*To do*:
All records are to be retyped faithfully and completely.

+++++

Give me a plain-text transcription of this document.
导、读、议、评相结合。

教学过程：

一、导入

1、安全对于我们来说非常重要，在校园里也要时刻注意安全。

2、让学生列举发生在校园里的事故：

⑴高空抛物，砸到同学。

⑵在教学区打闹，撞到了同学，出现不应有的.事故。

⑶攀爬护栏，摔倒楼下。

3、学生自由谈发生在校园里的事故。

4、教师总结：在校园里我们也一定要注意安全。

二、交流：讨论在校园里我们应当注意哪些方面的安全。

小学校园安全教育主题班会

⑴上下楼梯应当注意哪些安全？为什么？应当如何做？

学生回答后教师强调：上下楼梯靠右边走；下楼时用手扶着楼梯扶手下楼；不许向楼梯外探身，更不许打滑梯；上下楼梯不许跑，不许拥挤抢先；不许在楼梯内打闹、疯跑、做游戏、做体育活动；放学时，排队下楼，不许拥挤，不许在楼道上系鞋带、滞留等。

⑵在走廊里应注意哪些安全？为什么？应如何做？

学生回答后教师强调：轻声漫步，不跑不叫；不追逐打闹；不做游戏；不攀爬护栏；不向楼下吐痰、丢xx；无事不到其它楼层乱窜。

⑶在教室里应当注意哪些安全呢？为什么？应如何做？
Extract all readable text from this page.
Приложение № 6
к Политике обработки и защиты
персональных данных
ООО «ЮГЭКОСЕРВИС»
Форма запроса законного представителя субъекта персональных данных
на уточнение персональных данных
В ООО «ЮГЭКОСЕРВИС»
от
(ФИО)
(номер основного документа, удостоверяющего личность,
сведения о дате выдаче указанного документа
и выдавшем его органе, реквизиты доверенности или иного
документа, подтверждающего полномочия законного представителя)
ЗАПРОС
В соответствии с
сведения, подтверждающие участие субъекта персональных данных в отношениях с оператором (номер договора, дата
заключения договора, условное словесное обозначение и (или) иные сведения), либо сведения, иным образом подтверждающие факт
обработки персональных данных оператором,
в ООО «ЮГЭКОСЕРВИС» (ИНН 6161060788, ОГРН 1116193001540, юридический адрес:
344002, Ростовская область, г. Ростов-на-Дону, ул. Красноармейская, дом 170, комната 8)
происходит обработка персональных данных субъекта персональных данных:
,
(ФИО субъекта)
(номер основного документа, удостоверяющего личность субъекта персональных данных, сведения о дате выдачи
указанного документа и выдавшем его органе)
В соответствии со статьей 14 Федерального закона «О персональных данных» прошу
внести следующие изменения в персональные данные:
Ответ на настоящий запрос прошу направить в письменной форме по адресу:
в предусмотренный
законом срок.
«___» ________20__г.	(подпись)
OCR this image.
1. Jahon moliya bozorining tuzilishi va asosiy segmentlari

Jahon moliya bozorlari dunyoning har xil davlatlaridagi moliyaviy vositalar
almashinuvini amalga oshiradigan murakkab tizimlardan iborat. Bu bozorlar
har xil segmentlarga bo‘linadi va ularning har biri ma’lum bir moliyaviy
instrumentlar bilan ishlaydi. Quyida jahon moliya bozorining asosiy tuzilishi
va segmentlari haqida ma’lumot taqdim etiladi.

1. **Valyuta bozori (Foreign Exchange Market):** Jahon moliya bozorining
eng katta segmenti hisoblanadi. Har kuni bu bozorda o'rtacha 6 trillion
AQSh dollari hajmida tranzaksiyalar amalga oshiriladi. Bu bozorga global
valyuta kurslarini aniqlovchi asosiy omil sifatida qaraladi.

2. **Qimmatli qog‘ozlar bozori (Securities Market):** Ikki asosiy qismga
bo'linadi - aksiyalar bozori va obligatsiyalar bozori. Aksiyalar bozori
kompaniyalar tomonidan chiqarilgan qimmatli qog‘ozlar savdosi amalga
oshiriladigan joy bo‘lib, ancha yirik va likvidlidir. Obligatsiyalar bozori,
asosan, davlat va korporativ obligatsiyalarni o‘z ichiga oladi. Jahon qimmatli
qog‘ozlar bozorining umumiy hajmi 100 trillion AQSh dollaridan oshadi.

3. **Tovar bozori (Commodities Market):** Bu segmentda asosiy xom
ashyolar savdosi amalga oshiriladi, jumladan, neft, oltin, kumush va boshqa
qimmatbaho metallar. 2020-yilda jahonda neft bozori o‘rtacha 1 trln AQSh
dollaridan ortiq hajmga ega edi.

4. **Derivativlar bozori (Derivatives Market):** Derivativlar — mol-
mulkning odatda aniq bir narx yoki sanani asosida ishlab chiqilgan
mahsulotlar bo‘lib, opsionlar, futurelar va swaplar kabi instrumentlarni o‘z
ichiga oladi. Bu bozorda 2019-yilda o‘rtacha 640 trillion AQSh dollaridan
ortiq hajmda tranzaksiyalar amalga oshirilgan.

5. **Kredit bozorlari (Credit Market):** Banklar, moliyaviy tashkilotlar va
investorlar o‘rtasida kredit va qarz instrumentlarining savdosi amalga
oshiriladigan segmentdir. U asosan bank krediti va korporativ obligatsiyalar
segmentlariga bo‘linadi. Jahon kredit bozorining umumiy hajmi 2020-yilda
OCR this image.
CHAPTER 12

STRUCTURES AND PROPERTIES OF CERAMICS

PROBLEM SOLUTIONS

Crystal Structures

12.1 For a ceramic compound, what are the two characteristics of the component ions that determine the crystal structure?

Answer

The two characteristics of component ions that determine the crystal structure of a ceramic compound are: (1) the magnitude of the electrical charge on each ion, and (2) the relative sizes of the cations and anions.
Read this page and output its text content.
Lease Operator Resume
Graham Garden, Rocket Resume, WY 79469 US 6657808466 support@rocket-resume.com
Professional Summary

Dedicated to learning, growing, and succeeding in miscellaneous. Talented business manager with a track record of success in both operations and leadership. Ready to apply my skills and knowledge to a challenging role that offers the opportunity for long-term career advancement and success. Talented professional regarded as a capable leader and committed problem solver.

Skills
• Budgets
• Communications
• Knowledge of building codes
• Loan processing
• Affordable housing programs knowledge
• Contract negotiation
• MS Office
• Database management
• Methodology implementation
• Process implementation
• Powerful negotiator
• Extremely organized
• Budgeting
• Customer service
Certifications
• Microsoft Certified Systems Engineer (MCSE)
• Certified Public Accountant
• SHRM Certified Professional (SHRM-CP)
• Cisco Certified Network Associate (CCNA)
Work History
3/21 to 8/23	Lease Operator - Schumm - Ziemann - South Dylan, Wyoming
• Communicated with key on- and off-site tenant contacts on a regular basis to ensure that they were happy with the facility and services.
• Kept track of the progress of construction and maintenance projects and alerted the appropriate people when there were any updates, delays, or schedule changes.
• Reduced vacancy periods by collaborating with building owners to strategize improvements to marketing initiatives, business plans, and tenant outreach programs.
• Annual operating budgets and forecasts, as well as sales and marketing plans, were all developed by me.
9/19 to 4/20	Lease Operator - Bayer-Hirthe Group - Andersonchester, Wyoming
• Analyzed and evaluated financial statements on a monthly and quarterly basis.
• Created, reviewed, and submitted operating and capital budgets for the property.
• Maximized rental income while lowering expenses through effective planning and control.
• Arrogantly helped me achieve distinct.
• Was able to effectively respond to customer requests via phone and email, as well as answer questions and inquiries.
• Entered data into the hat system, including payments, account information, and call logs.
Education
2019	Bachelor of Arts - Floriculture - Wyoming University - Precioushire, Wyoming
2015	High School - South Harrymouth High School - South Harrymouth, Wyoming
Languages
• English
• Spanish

+++++

*Correct response*:
Give me a plain-text transcription of this document.
导、读、议、评相结合。

教学过程：

一、导入

1、安全对于我们来说非常重要，在校园里也要时刻注意安全。

2、让学生列举发生在校园里的事故：

⑴高空抛物，砸到同学。

⑵在教学区打闹，撞到了同学，出现不应有的.事故。

⑶攀爬护栏，摔倒楼下。

3、学生自由谈发生在校园里的事故。

4、教师总结：在校园里我们也一定要注意安全。

二、交流：讨论在校园里我们应当注意哪些方面的安全。

小学校园安全教育主题班会

⑴上下楼梯应当注意哪些安全？为什么？应当如何做？

学生回答后教师强调：上下楼梯靠右边走；下楼时用手扶着楼梯扶手下楼；不许向楼梯外探身，更不许打滑梯；上下楼梯不许跑，不许拥挤抢先；不许在楼梯内打闹、疯跑、做游戏、做体育活动；放学时，排队下楼，不许拥挤，不许在楼道上系鞋带、滞留等。

⑵在走廊里应注意哪些安全？为什么？应如何做？

学生回答后教师强调：轻声漫步，不跑不叫；不追逐打闹；不做游戏；不攀爬护栏；不向楼下吐痰、丢xx；无事不到其它楼层乱窜。

⑶在教室里应当注意哪些安全呢？为什么？应如何做？
Extract all readable text from this page.
Приложение № 6
к Политике обработки и защиты
персональных данных
ООО «ЮГЭКОСЕРВИС»
Форма запроса законного представителя субъекта персональных данных
на уточнение персональных данных
В ООО «ЮГЭКОСЕРВИС»
от
(ФИО)
(номер основного документа, удостоверяющего личность,
сведения о дате выдаче указанного документа
и выдавшем его органе, реквизиты доверенности или иного
документа, подтверждающего полномочия законного представителя)
ЗАПРОС
В соответствии с
сведения, подтверждающие участие субъекта персональных данных в отношениях с оператором (номер договора, дата
заключения договора, условное словесное обозначение и (или) иные сведения), либо сведения, иным образом подтверждающие факт
обработки персональных данных оператором,
в ООО «ЮГЭКОСЕРВИС» (ИНН 6161060788, ОГРН 1116193001540, юридический адрес:
344002, Ростовская область, г. Ростов-на-Дону, ул. Красноармейская, дом 170, комната 8)
происходит обработка персональных данных субъекта персональных данных:
,
(ФИО субъекта)
(номер основного документа, удостоверяющего личность субъекта персональных данных, сведения о дате выдачи
указанного документа и выдавшем его органе)
В соответствии со статьей 14 Федерального закона «О персональных данных» прошу
внести следующие изменения в персональные данные:
Ответ на настоящий запрос прошу направить в письменной форме по адресу:
в предусмотренный
законом срок.
«___» ________20__г.	(подпись)
OCR this image.
1. Jahon moliya bozorining tuzilishi va asosiy segmentlari

Jahon moliya bozorlari dunyoning har xil davlatlaridagi moliyaviy vositalar
almashinuvini amalga oshiradigan murakkab tizimlardan iborat. Bu bozorlar
har xil segmentlarga bo‘linadi va ularning har biri ma’lum bir moliyaviy
instrumentlar bilan ishlaydi. Quyida jahon moliya bozorining asosiy tuzilishi
va segmentlari haqida ma’lumot taqdim etiladi.

1. **Valyuta bozori (Foreign Exchange Market):** Jahon moliya bozorining
eng katta segmenti hisoblanadi. Har kuni bu bozorda o'rtacha 6 trillion
AQSh dollari hajmida tranzaksiyalar amalga oshiriladi. Bu bozorga global
valyuta kurslarini aniqlovchi asosiy omil sifatida qaraladi.

2. **Qimmatli qog‘ozlar bozori (Securities Market):** Ikki asosiy qismga
bo'linadi - aksiyalar bozori va obligatsiyalar bozori. Aksiyalar bozori
kompaniyalar tomonidan chiqarilgan qimmatli qog‘ozlar savdosi amalga
oshiriladigan joy bo‘lib, ancha yirik va likvidlidir. Obligatsiyalar bozori,
asosan, davlat va korporativ obligatsiyalarni o‘z ichiga oladi. Jahon qimmatli
qog‘ozlar bozorining umumiy hajmi 100 trillion AQSh dollaridan oshadi.

3. **Tovar bozori (Commodities Market):** Bu segmentda asosiy xom
ashyolar savdosi amalga oshiriladi, jumladan, neft, oltin, kumush va boshqa
qimmatbaho metallar. 2020-yilda jahonda neft bozori o‘rtacha 1 trln AQSh
dollaridan ortiq hajmga ega edi.

4. **Derivativlar bozori (Derivatives Market):** Derivativlar — mol-
mulkning odatda aniq bir narx yoki sanani asosida ishlab chiqilgan
mahsulotlar bo‘lib, opsionlar, futurelar va swaplar kabi instrumentlarni o‘z
ichiga oladi. Bu bozorda 2019-yilda o‘rtacha 640 trillion AQSh dollaridan
ortiq hajmda tranzaksiyalar amalga oshirilgan.

5. **Kredit bozorlari (Credit Market):** Banklar, moliyaviy tashkilotlar va
investorlar o‘rtasida kredit va qarz instrumentlarining savdosi amalga
oshiriladigan segmentdir. U asosan bank krediti va korporativ obligatsiyalar
segmentlariga bo‘linadi. Jahon kredit bozorining umumiy hajmi 2020-yilda
OCR this image.
CHAPTER 12

STRUCTURES AND PROPERTIES OF CERAMICS

PROBLEM SOLUTIONS

Crystal Structures

12.1 For a ceramic compound, what are the two characteristics of the component ions that determine the crystal structure?

Answer

The two characteristics of component ions that determine the crystal structure of a ceramic compound are: (1) the magnitude of the electrical charge on each ion, and (2) the relative sizes of the cations and anions.
Read this page and output its text content.
Lease Operator Resume
Graham Garden, Rocket Resume, WY 79469 US 6657808466 support@rocket-resume.com
Professional Summary

Dedicated to learning, growing, and succeeding in miscellaneous. Talented business manager with a track record of success in both operations and leadership. Ready to apply my skills and knowledge to a challenging role that offers the opportunity for long-term career advancement and success. Talented professional regarded as a capable leader and committed problem solver.

Skills
• Budgets
• Communications
• Knowledge of building codes
• Loan processing
• Affordable housing programs knowledge
• Contract negotiation
• MS Office
• Database management
• Methodology implementation
• Process implementation
• Powerful negotiator
• Extremely organized
• Budgeting
• Customer service
Certifications
• Microsoft Certified Systems Engineer (MCSE)
• Certified Public Accountant
• SHRM Certified Professional (SHRM-CP)
• Cisco Certified Network Associate (CCNA)
Work History
3/21 to 8/23	Lease Operator - Schumm - Ziemann - South Dylan, Wyoming
• Communicated with key on- and off-site tenant contacts on a regular basis to ensure that they were happy with the facility and services.
• Kept track of the progress of construction and maintenance projects and alerted the appropriate people when there were any updates, delays, or schedule changes.
• Reduced vacancy periods by collaborating with building owners to strategize improvements to marketing initiatives, business plans, and tenant outreach programs.
• Annual operating budgets and forecasts, as well as sales and marketing plans, were all developed by me.
9/19 to 4/20	Lease Operator - Bayer-Hirthe Group - Andersonchester, Wyoming
• Analyzed and evaluated financial statements on a monthly and quarterly basis.
• Created, reviewed, and submitted operating and capital budgets for the property.
• Maximized rental income while lowering expenses through effective planning and control.
• Arrogantly helped me achieve distinct.
• Was able to effectively respond to customer requests via phone and email, as well as answer questions and inquiries.
• Entered data into the hat system, including payments, account information, and call logs.
Education
2019	Bachelor of Arts - Floriculture - Wyoming University - Precioushire, Wyoming
2015	High School - South Harrymouth High School - South Harrymouth, Wyoming
Languages
• English
• Spanish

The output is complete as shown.